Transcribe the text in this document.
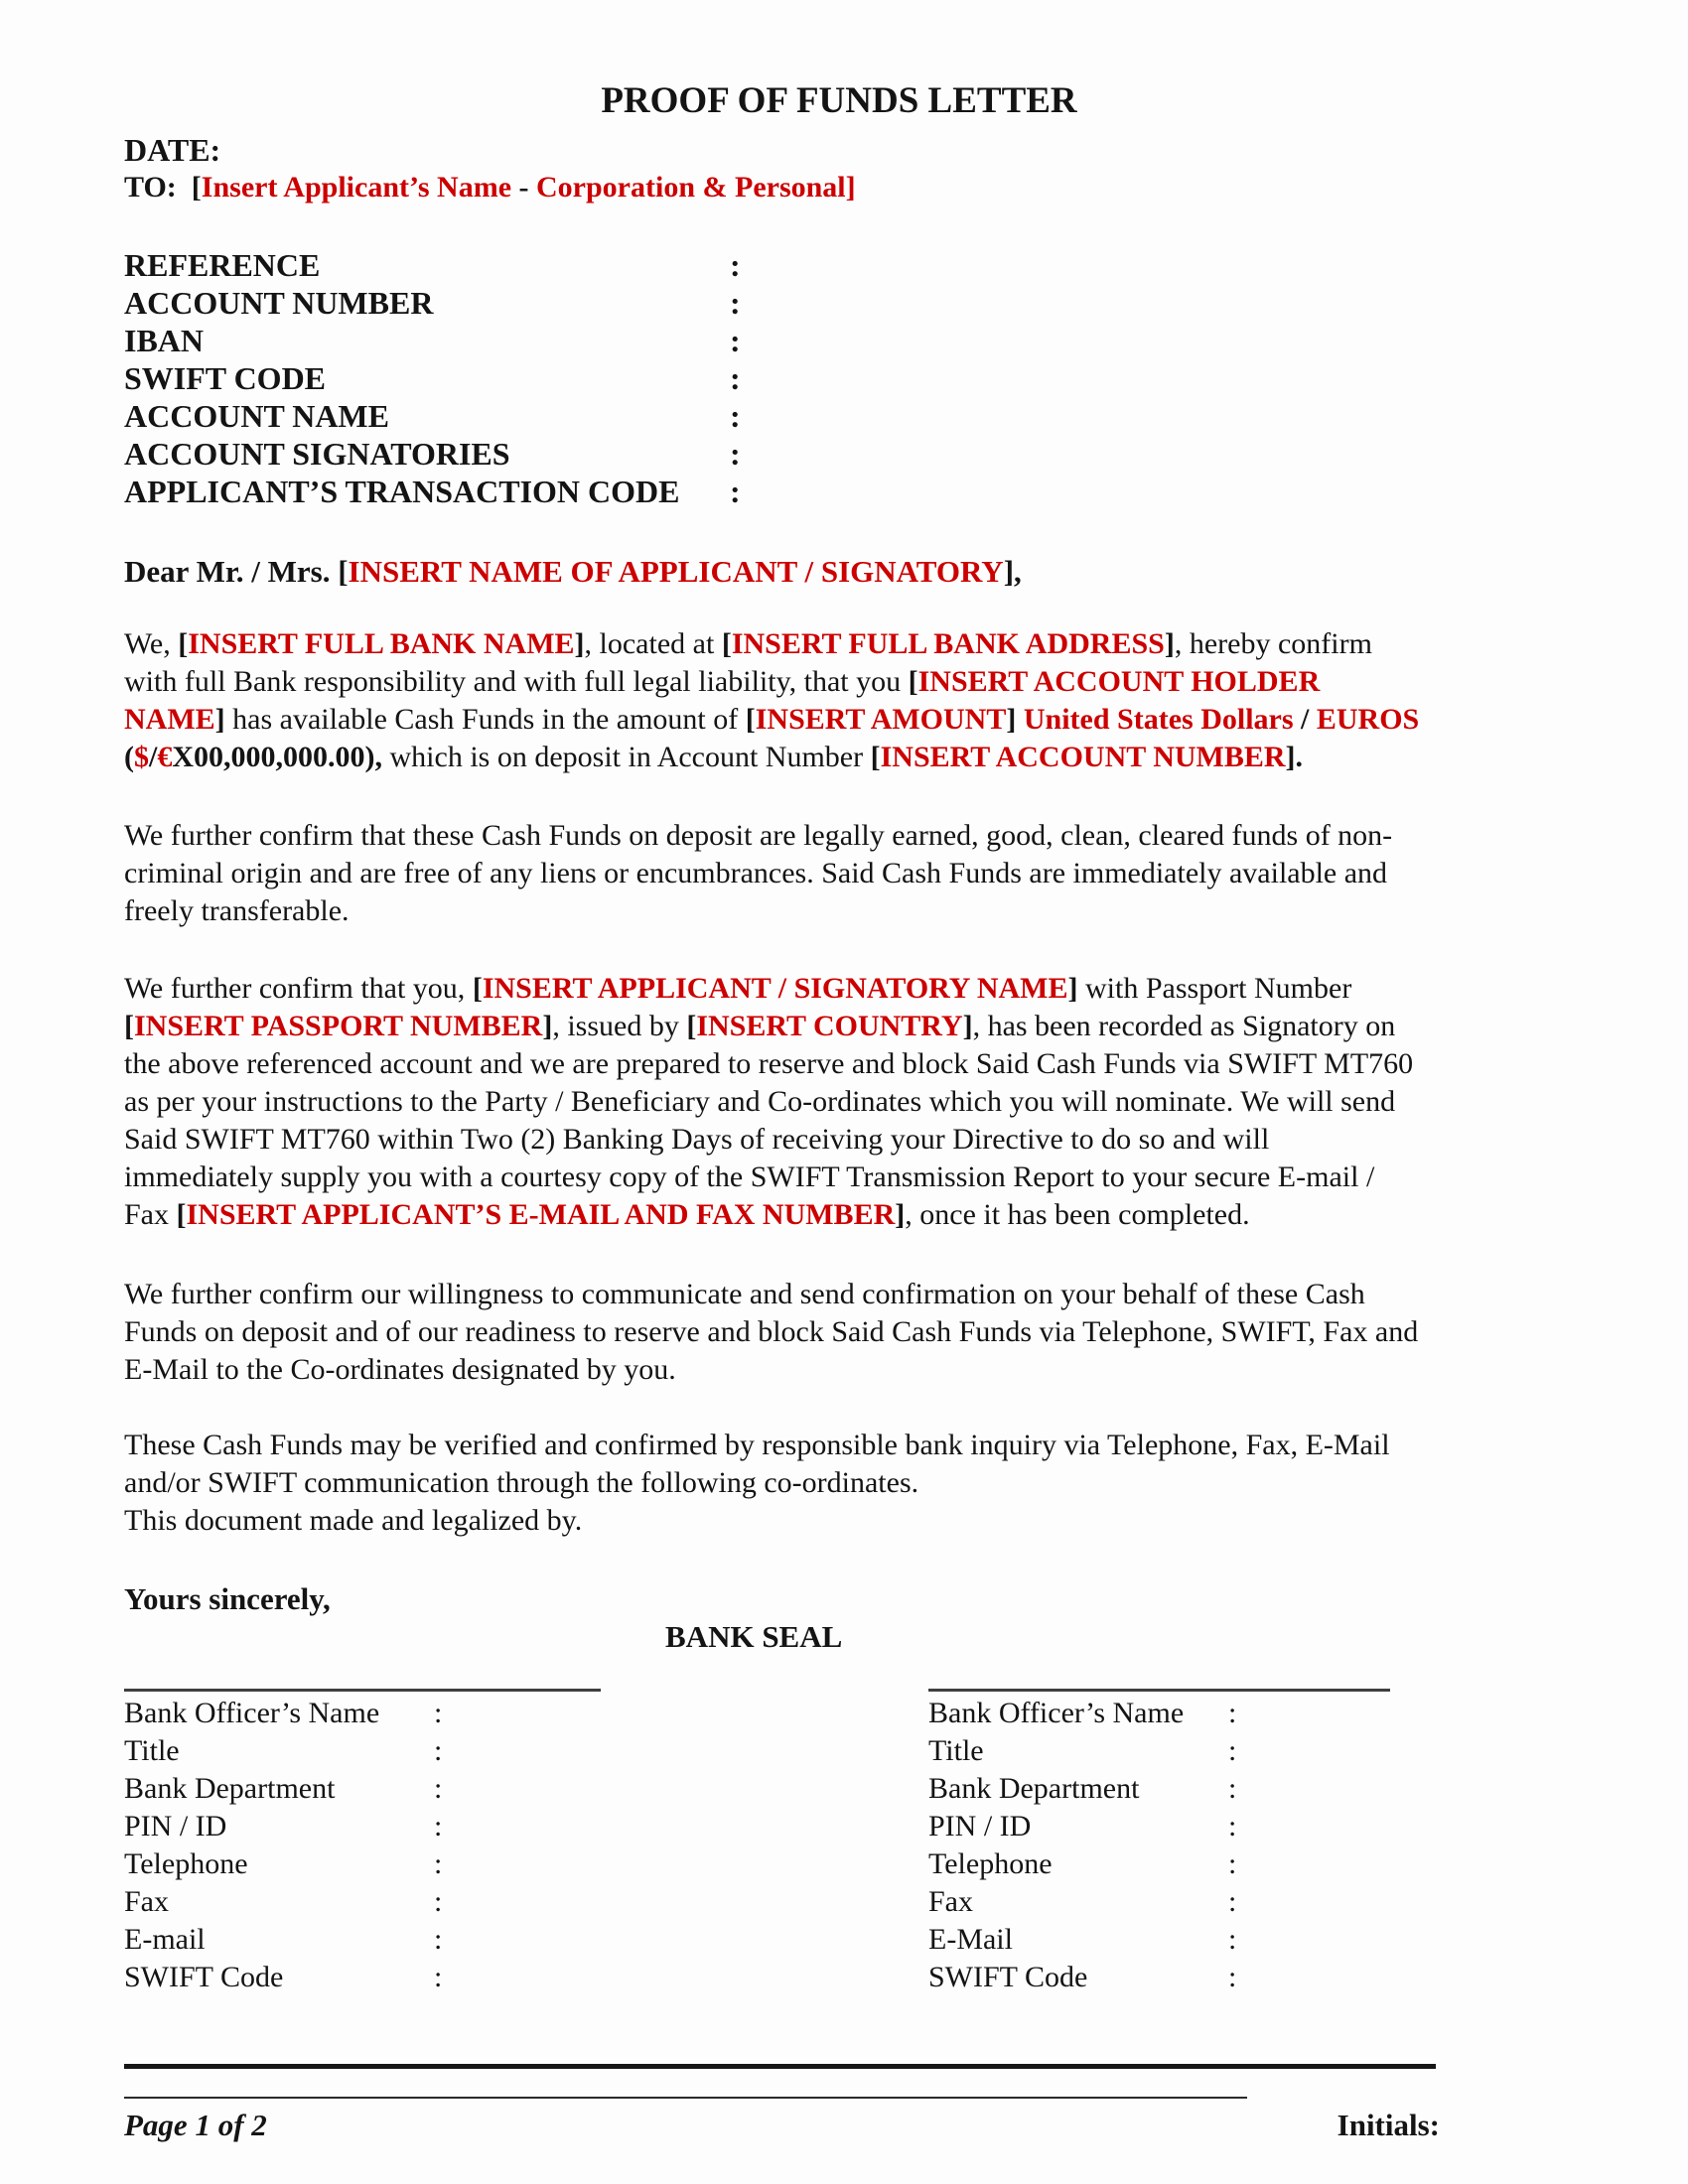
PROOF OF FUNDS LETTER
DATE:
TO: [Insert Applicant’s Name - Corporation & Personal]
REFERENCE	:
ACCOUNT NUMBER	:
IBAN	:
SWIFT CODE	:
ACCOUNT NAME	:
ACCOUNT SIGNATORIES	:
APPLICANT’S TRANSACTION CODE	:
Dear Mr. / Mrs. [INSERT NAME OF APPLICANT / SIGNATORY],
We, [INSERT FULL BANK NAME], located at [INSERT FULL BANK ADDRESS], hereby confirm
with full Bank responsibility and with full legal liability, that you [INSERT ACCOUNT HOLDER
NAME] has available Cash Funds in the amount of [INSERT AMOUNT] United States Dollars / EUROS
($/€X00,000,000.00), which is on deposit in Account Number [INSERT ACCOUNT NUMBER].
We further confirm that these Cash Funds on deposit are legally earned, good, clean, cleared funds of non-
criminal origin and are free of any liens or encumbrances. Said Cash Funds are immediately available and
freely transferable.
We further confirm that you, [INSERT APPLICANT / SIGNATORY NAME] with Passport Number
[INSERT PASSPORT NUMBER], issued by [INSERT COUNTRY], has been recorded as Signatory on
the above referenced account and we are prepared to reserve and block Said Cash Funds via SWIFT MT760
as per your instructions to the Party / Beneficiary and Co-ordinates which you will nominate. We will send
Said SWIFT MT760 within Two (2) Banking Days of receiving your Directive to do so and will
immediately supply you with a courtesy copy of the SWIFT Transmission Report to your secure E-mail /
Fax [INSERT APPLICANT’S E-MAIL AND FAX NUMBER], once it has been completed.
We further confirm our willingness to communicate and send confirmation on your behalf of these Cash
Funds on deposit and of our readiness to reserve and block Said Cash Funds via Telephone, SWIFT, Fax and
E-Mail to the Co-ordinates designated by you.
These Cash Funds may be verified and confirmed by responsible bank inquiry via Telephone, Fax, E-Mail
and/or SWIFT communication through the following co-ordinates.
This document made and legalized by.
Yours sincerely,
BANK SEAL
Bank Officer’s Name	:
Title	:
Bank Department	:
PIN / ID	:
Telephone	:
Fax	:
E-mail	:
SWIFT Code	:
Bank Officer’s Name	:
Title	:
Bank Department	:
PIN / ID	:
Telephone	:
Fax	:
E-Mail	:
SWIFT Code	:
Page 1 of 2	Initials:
• • • •
■ Exercise goal
Output all of the records exactly as they appear above, but not the pictures.

■ Exercise result
Transcribe the text in this document.
PROOF OF FUNDS LETTER
DATE:
TO: [Insert Applicant’s Name - Corporation & Personal]
REFERENCE	:
ACCOUNT NUMBER	:
IBAN	:
SWIFT CODE	:
ACCOUNT NAME	:
ACCOUNT SIGNATORIES	:
APPLICANT’S TRANSACTION CODE	:
Dear Mr. / Mrs. [INSERT NAME OF APPLICANT / SIGNATORY],
We, [INSERT FULL BANK NAME], located at [INSERT FULL BANK ADDRESS], hereby confirm
with full Bank responsibility and with full legal liability, that you [INSERT ACCOUNT HOLDER
NAME] has available Cash Funds in the amount of [INSERT AMOUNT] United States Dollars / EUROS
($/€X00,000,000.00), which is on deposit in Account Number [INSERT ACCOUNT NUMBER].
We further confirm that these Cash Funds on deposit are legally earned, good, clean, cleared funds of non-
criminal origin and are free of any liens or encumbrances. Said Cash Funds are immediately available and
freely transferable.
We further confirm that you, [INSERT APPLICANT / SIGNATORY NAME] with Passport Number
[INSERT PASSPORT NUMBER], issued by [INSERT COUNTRY], has been recorded as Signatory on
the above referenced account and we are prepared to reserve and block Said Cash Funds via SWIFT MT760
as per your instructions to the Party / Beneficiary and Co-ordinates which you will nominate. We will send
Said SWIFT MT760 within Two (2) Banking Days of receiving your Directive to do so and will
immediately supply you with a courtesy copy of the SWIFT Transmission Report to your secure E-mail /
Fax [INSERT APPLICANT’S E-MAIL AND FAX NUMBER], once it has been completed.
We further confirm our willingness to communicate and send confirmation on your behalf of these Cash
Funds on deposit and of our readiness to reserve and block Said Cash Funds via Telephone, SWIFT, Fax and
E-Mail to the Co-ordinates designated by you.
These Cash Funds may be verified and confirmed by responsible bank inquiry via Telephone, Fax, E-Mail
and/or SWIFT communication through the following co-ordinates.
This document made and legalized by.
Yours sincerely,
BANK SEAL
Bank Officer’s Name	:
Title	:
Bank Department	:
PIN / ID	:
Telephone	:
Fax	:
E-mail	:
SWIFT Code	:
Bank Officer’s Name	:
Title	:
Bank Department	:
PIN / ID	:
Telephone	:
Fax	:
E-Mail	:
SWIFT Code	:
Page 1 of 2	Initials:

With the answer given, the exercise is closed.